• [What is expected] Scan the lines below for the string "name" and copy every one that has it.

• [Given records]
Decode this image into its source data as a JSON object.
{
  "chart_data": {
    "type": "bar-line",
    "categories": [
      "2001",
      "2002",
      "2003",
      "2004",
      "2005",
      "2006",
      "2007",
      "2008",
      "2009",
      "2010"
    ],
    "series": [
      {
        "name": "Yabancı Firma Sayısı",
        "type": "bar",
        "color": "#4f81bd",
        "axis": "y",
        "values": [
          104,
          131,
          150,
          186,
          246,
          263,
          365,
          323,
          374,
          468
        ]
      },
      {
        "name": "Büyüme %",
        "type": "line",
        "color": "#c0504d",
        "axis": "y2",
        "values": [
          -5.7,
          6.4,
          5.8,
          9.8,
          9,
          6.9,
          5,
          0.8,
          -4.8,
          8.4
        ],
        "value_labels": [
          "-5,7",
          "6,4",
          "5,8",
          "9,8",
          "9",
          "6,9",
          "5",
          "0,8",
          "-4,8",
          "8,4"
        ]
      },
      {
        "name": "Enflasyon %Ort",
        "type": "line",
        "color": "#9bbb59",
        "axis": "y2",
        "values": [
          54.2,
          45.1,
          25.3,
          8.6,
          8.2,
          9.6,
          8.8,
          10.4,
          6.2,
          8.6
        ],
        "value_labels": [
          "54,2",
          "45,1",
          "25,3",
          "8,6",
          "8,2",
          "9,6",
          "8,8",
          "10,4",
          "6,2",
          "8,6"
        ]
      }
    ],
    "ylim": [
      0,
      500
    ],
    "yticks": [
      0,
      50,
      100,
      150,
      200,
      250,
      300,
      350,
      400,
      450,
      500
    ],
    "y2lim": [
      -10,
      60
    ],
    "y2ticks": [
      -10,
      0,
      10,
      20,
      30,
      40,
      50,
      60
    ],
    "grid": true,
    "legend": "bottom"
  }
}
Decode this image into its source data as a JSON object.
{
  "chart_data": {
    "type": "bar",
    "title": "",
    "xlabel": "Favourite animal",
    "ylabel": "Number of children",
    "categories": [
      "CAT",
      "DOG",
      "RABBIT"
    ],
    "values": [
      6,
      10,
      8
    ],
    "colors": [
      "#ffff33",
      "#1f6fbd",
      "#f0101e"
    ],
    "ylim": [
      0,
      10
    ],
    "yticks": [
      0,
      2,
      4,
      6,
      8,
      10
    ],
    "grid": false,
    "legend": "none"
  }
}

• [The answer]
        "name": "Yabancı Firma Sayısı",
        "name": "Büyüme %",
        "name": "Enflasyon %Ort",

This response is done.